Restate the data below word for word. Skip any images it contains.

Figure dataset records:
______________________________

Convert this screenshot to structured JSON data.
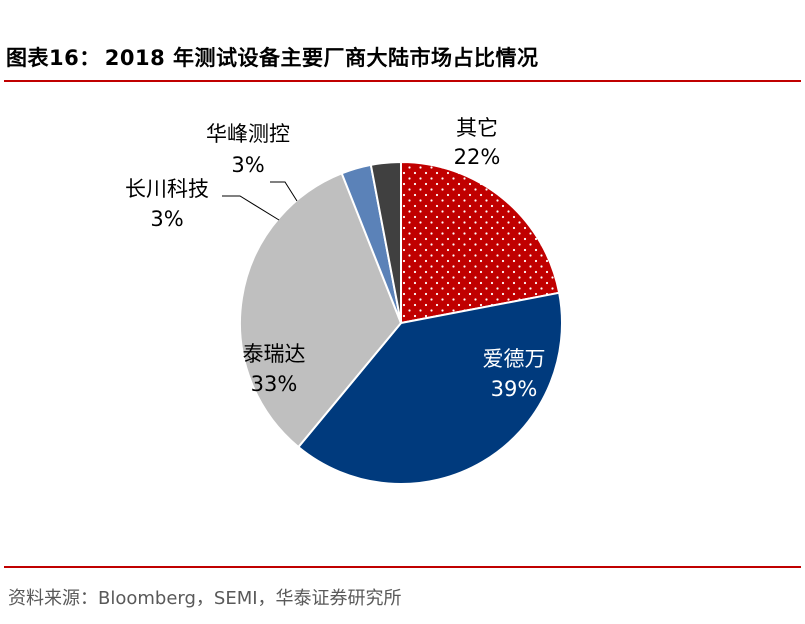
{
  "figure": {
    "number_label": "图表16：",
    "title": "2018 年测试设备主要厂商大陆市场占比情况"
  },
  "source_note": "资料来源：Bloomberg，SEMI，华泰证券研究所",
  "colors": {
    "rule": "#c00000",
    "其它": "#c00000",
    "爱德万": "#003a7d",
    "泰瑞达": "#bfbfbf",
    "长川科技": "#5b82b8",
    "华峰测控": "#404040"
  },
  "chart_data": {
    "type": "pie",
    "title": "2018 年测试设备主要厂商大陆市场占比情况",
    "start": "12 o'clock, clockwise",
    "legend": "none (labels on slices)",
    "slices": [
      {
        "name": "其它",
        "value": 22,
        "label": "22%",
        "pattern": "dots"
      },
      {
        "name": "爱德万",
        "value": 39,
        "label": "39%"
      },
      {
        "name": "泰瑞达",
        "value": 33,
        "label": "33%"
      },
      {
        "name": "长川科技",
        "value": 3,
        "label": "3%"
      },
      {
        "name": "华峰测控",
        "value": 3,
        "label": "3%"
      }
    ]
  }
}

______________________________

RESPONSE TO THIS EXERCISE:
Convert this screenshot to structured JSON data.
{
  "figure": {
    "number_label": "图表16：",
    "title": "2018 年测试设备主要厂商大陆市场占比情况"
  },
  "source_note": "资料来源：Bloomberg，SEMI，华泰证券研究所",
  "colors": {
    "rule": "#c00000",
    "其它": "#c00000",
    "爱德万": "#003a7d",
    "泰瑞达": "#bfbfbf",
    "长川科技": "#5b82b8",
    "华峰测控": "#404040"
  },
  "chart_data": {
    "type": "pie",
    "title": "2018 年测试设备主要厂商大陆市场占比情况",
    "start": "12 o'clock, clockwise",
    "legend": "none (labels on slices)",
    "slices": [
      {
        "name": "其它",
        "value": 22,
        "label": "22%",
        "pattern": "dots"
      },
      {
        "name": "爱德万",
        "value": 39,
        "label": "39%"
      },
      {
        "name": "泰瑞达",
        "value": 33,
        "label": "33%"
      },
      {
        "name": "长川科技",
        "value": 3,
        "label": "3%"
      },
      {
        "name": "华峰测控",
        "value": 3,
        "label": "3%"
      }
    ]
  }
}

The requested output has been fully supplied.